— start of Records to process —

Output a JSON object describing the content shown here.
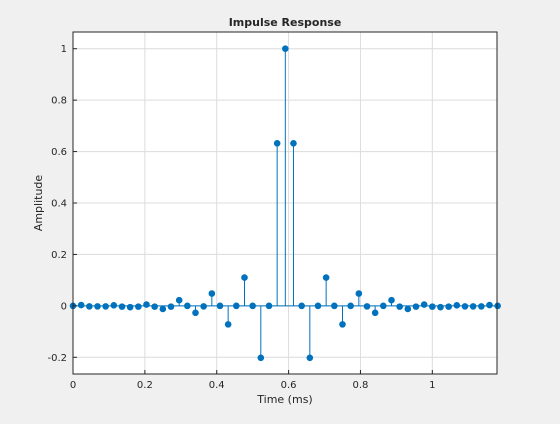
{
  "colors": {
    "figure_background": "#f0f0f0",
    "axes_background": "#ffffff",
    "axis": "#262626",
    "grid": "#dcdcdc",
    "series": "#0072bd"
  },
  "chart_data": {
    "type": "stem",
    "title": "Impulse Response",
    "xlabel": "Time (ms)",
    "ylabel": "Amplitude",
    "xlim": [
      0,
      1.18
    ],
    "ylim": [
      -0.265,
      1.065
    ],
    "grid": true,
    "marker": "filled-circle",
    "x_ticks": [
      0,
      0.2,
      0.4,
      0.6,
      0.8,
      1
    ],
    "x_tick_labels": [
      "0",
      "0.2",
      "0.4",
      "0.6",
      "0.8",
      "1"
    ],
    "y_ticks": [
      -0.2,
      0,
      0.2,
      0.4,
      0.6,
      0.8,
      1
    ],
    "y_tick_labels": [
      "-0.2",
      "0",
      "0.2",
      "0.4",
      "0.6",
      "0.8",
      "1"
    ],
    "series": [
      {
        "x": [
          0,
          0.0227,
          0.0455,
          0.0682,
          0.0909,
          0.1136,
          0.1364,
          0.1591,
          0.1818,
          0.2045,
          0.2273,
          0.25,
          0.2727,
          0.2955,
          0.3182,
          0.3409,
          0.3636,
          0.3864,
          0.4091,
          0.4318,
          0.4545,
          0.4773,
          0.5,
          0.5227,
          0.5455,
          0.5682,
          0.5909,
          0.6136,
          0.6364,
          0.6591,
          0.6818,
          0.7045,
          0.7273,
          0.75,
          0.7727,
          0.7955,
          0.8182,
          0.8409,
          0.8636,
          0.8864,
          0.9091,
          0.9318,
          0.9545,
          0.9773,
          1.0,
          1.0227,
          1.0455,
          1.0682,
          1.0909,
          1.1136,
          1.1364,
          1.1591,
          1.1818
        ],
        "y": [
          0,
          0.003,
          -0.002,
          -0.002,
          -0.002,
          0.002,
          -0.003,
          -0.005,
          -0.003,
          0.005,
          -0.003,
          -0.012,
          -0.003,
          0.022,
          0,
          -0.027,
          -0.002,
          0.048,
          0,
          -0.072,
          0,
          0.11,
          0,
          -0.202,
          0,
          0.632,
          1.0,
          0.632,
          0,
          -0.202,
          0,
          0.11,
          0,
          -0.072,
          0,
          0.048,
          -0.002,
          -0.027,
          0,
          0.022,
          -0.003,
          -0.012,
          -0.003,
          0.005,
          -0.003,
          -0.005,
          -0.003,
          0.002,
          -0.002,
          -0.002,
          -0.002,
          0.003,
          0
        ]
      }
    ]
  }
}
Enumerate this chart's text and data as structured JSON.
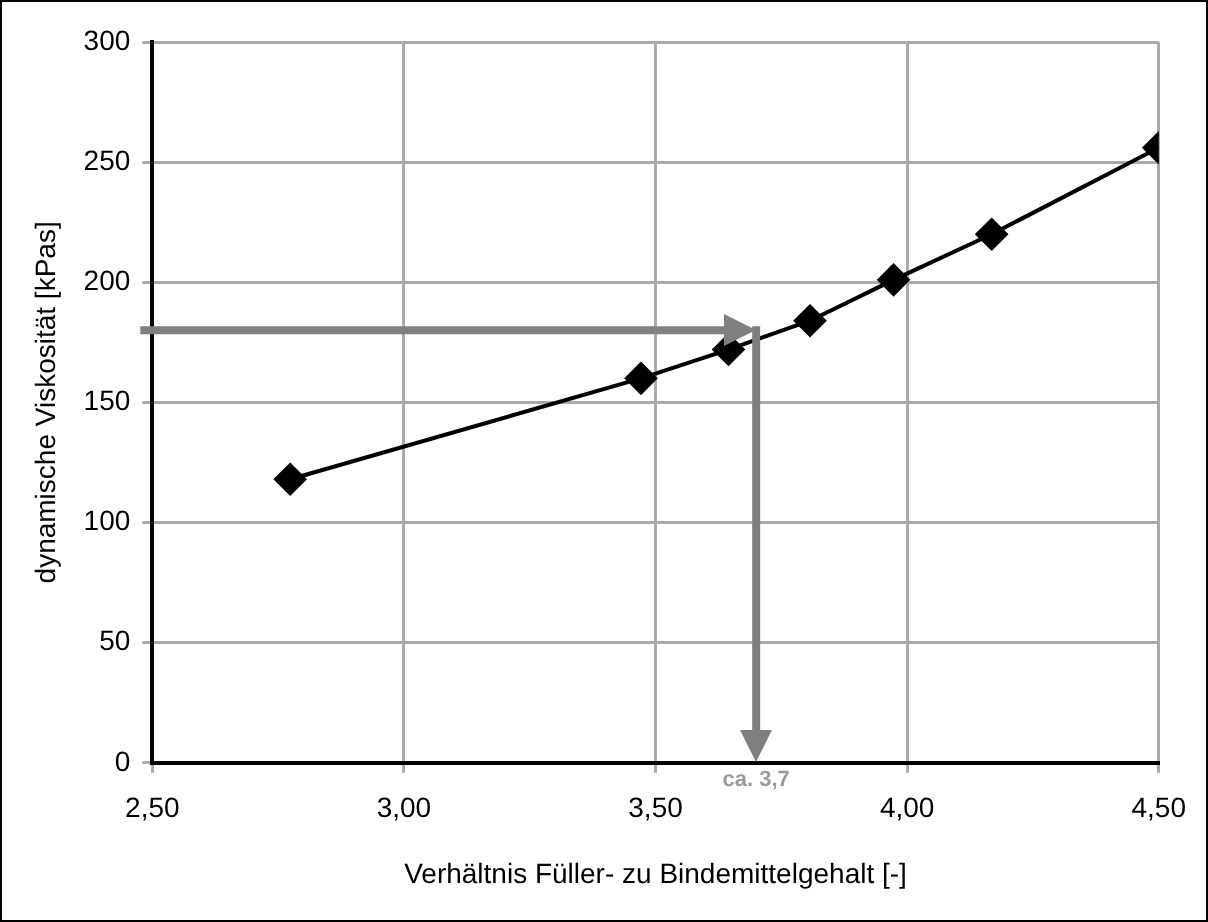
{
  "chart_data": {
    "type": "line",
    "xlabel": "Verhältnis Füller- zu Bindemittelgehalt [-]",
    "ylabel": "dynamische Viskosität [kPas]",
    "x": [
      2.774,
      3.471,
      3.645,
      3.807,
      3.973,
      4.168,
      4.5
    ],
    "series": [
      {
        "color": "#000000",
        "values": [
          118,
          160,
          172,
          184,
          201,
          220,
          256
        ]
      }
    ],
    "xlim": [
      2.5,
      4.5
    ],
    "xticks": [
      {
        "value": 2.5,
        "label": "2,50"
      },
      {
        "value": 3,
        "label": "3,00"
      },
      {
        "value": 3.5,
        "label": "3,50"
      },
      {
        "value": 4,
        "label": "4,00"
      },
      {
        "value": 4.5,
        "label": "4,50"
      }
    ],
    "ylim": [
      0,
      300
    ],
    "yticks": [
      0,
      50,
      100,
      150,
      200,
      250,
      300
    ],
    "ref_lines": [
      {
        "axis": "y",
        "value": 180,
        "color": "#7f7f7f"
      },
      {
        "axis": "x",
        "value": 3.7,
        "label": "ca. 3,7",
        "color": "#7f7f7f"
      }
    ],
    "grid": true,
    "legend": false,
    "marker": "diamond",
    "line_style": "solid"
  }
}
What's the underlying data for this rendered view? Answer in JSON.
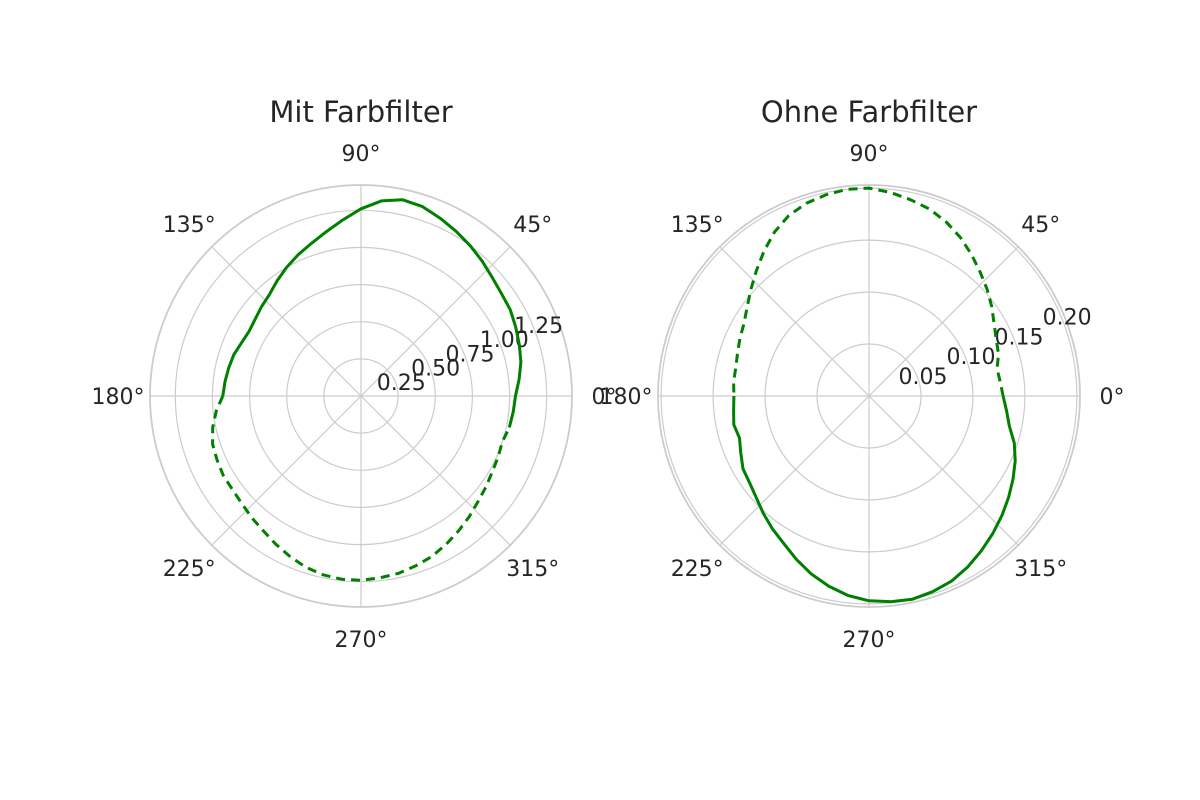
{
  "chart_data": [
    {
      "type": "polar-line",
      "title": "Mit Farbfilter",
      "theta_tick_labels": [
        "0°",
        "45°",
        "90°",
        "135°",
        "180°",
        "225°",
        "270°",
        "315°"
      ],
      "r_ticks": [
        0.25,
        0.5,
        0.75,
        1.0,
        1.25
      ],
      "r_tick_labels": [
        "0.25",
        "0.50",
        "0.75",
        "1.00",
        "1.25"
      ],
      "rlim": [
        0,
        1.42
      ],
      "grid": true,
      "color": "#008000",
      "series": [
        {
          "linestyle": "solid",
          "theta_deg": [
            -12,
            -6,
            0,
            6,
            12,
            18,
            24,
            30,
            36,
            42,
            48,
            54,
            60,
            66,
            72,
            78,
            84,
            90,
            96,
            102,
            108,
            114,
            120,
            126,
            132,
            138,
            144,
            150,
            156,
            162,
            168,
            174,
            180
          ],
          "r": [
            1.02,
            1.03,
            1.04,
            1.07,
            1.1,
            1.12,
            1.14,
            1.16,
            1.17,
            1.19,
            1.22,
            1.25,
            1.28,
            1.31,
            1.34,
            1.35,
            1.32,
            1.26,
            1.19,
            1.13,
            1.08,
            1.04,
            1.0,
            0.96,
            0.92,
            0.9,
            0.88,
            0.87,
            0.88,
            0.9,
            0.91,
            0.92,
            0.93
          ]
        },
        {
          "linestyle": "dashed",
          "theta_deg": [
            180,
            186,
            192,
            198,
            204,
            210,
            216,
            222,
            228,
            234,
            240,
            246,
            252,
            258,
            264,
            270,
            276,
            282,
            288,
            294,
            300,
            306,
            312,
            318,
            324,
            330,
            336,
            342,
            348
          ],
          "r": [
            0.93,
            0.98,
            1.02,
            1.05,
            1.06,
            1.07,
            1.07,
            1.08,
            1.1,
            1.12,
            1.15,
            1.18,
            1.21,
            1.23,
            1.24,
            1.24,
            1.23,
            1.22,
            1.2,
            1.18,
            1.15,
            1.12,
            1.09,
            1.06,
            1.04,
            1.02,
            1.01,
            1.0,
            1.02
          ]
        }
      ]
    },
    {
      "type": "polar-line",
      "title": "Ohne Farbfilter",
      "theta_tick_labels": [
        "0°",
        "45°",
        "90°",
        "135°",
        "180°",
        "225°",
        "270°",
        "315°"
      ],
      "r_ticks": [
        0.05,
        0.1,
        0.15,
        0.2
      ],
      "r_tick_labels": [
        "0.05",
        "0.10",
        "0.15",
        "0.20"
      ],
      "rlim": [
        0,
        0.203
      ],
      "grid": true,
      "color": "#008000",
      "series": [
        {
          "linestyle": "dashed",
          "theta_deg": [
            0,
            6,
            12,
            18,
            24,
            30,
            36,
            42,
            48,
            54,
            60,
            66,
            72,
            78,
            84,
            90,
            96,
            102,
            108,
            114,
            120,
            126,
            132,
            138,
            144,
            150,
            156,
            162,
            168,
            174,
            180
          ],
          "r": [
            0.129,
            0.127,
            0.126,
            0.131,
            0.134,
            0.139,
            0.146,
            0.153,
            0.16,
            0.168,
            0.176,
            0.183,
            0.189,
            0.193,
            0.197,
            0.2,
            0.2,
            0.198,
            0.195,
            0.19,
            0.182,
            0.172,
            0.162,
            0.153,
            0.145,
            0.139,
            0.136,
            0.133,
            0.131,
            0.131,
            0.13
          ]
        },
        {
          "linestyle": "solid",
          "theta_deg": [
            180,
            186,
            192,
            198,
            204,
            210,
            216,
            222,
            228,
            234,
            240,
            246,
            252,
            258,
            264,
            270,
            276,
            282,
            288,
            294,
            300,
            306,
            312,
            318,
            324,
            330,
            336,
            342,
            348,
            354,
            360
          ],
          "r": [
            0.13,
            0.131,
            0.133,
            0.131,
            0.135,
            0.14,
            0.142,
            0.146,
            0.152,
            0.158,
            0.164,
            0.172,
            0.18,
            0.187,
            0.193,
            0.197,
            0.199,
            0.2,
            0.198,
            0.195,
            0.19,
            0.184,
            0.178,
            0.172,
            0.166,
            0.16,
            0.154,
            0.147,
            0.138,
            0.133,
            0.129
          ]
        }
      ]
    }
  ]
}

— end of Records to process —

**Problem description**
Say how many lines contain "this", and give nothing but that number.

**Expected answer**
2